_Description of the task_: Render the lines starting with the one containing "Decompose this app" and going on through the one containing "button[interactable]: Mobile data" as a Markdown table with two columns, Row and Line text, skipping any blank lines.

_Data to use_:
┌──

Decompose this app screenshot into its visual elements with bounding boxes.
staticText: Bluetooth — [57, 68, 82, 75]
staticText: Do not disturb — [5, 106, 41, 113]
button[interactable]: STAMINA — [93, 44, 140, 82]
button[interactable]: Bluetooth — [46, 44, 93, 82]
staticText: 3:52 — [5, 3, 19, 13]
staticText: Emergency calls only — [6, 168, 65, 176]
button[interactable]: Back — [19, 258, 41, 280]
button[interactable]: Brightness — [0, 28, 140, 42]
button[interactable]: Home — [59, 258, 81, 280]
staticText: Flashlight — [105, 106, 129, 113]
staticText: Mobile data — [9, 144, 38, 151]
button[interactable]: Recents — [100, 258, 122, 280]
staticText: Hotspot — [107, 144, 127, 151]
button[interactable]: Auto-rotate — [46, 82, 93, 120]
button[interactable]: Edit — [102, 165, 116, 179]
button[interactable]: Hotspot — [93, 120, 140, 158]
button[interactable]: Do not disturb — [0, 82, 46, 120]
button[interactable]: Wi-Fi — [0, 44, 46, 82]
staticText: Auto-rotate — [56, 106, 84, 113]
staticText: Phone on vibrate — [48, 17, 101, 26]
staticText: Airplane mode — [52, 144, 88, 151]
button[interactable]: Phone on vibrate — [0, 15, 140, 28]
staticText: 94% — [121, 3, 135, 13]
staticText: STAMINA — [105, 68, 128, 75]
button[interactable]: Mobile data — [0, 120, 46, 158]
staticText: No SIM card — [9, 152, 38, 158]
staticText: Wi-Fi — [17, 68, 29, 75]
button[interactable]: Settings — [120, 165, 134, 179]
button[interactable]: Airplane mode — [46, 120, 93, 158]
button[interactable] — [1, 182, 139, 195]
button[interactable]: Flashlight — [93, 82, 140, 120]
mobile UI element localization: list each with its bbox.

└──
┌──

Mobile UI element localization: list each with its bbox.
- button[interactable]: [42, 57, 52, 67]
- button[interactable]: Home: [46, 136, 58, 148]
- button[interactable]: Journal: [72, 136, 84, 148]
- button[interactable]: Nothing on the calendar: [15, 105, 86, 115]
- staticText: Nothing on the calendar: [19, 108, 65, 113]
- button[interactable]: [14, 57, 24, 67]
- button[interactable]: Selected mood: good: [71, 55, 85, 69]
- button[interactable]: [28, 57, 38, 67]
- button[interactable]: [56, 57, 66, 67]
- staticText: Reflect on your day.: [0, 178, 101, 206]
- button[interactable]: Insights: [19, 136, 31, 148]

└──
┌──

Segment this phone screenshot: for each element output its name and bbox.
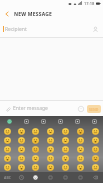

└──

_Solution to the problem_:
| Row | Line text |
|---|---|
| 1 | Decompose this app screenshot into its visual elements with bounding boxes. |
| 2 | staticText: Bluetooth — [57, 68, 82, 75] |
| 3 | staticText: Do not disturb — [5, 106, 41, 113] |
| 4 | button[interactable]: STAMINA — [93, 44, 140, 82] |
| 5 | button[interactable]: Bluetooth — [46, 44, 93, 82] |
| 6 | staticText: 3:52 — [5, 3, 19, 13] |
| 7 | staticText: Emergency calls only — [6, 168, 65, 176] |
| 8 | button[interactable]: Back — [19, 258, 41, 280] |
| 9 | button[interactable]: Brightness — [0, 28, 140, 42] |
| 10 | button[interactable]: Home — [59, 258, 81, 280] |
| 11 | staticText: Flashlight — [105, 106, 129, 113] |
| 12 | staticText: Mobile data — [9, 144, 38, 151] |
| 13 | button[interactable]: Recents — [100, 258, 122, 280] |
| 14 | staticText: Hotspot — [107, 144, 127, 151] |
| 15 | button[interactable]: Auto-rotate — [46, 82, 93, 120] |
| 16 | button[interactable]: Edit — [102, 165, 116, 179] |
| 17 | button[interactable]: Hotspot — [93, 120, 140, 158] |
| 18 | button[interactable]: Do not disturb — [0, 82, 46, 120] |
| 19 | button[interactable]: Wi-Fi — [0, 44, 46, 82] |
| 20 | staticText: Auto-rotate — [56, 106, 84, 113] |
| 21 | staticText: Phone on vibrate — [48, 17, 101, 26] |
| 22 | staticText: Airplane mode — [52, 144, 88, 151] |
| 23 | button[interactable]: Phone on vibrate — [0, 15, 140, 28] |
| 24 | staticText: 94% — [121, 3, 135, 13] |
| 25 | staticText: STAMINA — [105, 68, 128, 75] |
| 26 | button[interactable]: Mobile data — [0, 120, 46, 158] |